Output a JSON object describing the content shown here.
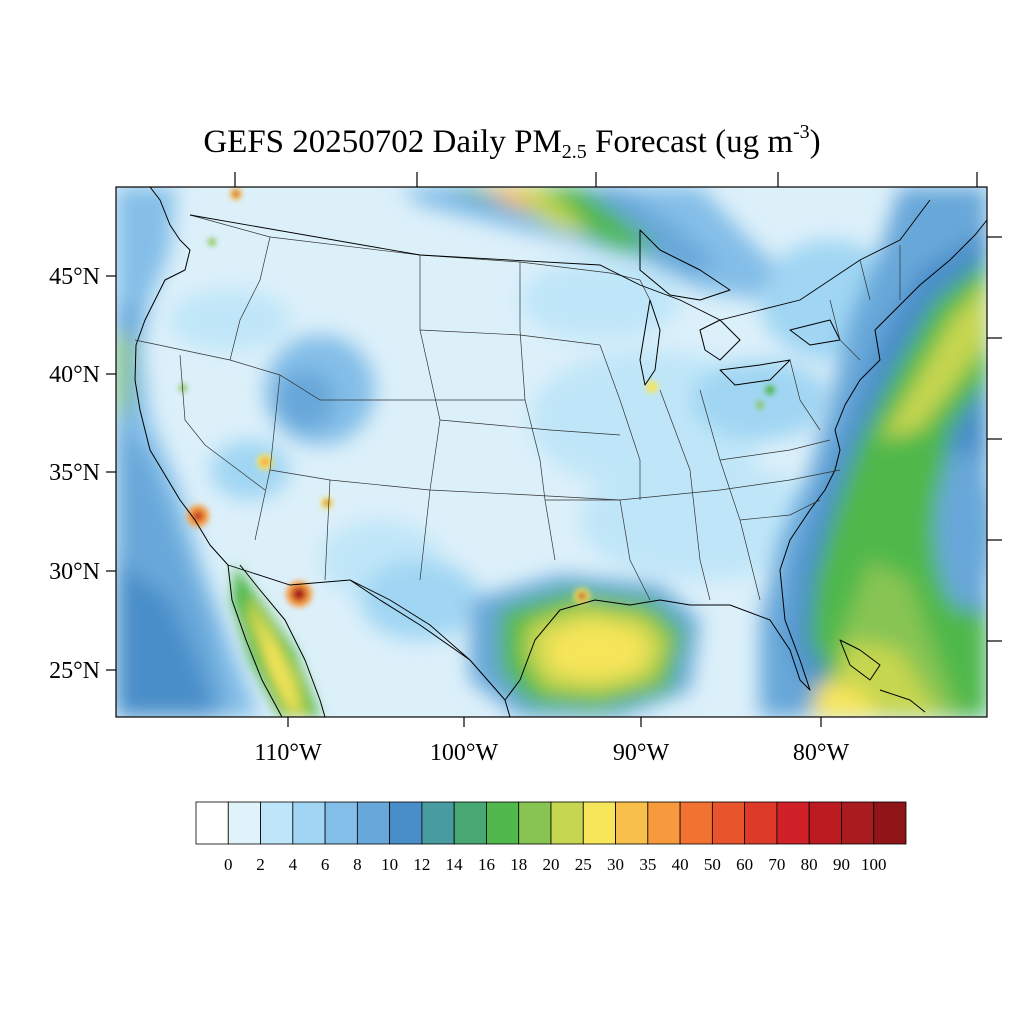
{
  "title": {
    "prefix": "GEFS 20250702 Daily PM",
    "subscript": "2.5",
    "middle": " Forecast (ug m",
    "superscript": "-3",
    "suffix": ")"
  },
  "map": {
    "projection": "lambert-conformal",
    "lon_range": [
      -125,
      -66
    ],
    "lat_range": [
      23,
      50
    ],
    "lat_labels": [
      "45°N",
      "40°N",
      "35°N",
      "30°N",
      "25°N"
    ],
    "lon_labels": [
      "110°W",
      "100°W",
      "90°W",
      "80°W"
    ],
    "background_color": "#dcf0fa",
    "boundaries": [
      "coastlines",
      "state-lines",
      "country-borders",
      "great-lakes"
    ]
  },
  "colorbar": {
    "labels": [
      "0",
      "2",
      "4",
      "6",
      "8",
      "10",
      "12",
      "14",
      "16",
      "18",
      "20",
      "25",
      "30",
      "35",
      "40",
      "50",
      "60",
      "70",
      "80",
      "90",
      "100"
    ],
    "colors": [
      "#ffffff",
      "#e0f3fb",
      "#bfe6f8",
      "#a0d6f3",
      "#83bee8",
      "#67a7d9",
      "#4a8ec9",
      "#489b9f",
      "#47a874",
      "#50b84c",
      "#87c452",
      "#c6d650",
      "#f7e55a",
      "#f8bf4a",
      "#f79a3e",
      "#f27331",
      "#e8542b",
      "#de3a29",
      "#d02028",
      "#bc1b22",
      "#a81c1f",
      "#8f1519"
    ]
  }
}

────────────────

§ Exercise aim
Leave out the pictures and copy everything else in the records word for word.

§ Exercise solution
Output a JSON object describing the content shown here.
{
  "title": {
    "prefix": "GEFS 20250702 Daily PM",
    "subscript": "2.5",
    "middle": " Forecast (ug m",
    "superscript": "-3",
    "suffix": ")"
  },
  "map": {
    "projection": "lambert-conformal",
    "lon_range": [
      -125,
      -66
    ],
    "lat_range": [
      23,
      50
    ],
    "lat_labels": [
      "45°N",
      "40°N",
      "35°N",
      "30°N",
      "25°N"
    ],
    "lon_labels": [
      "110°W",
      "100°W",
      "90°W",
      "80°W"
    ],
    "background_color": "#dcf0fa",
    "boundaries": [
      "coastlines",
      "state-lines",
      "country-borders",
      "great-lakes"
    ]
  },
  "colorbar": {
    "labels": [
      "0",
      "2",
      "4",
      "6",
      "8",
      "10",
      "12",
      "14",
      "16",
      "18",
      "20",
      "25",
      "30",
      "35",
      "40",
      "50",
      "60",
      "70",
      "80",
      "90",
      "100"
    ],
    "colors": [
      "#ffffff",
      "#e0f3fb",
      "#bfe6f8",
      "#a0d6f3",
      "#83bee8",
      "#67a7d9",
      "#4a8ec9",
      "#489b9f",
      "#47a874",
      "#50b84c",
      "#87c452",
      "#c6d650",
      "#f7e55a",
      "#f8bf4a",
      "#f79a3e",
      "#f27331",
      "#e8542b",
      "#de3a29",
      "#d02028",
      "#bc1b22",
      "#a81c1f",
      "#8f1519"
    ]
  }
}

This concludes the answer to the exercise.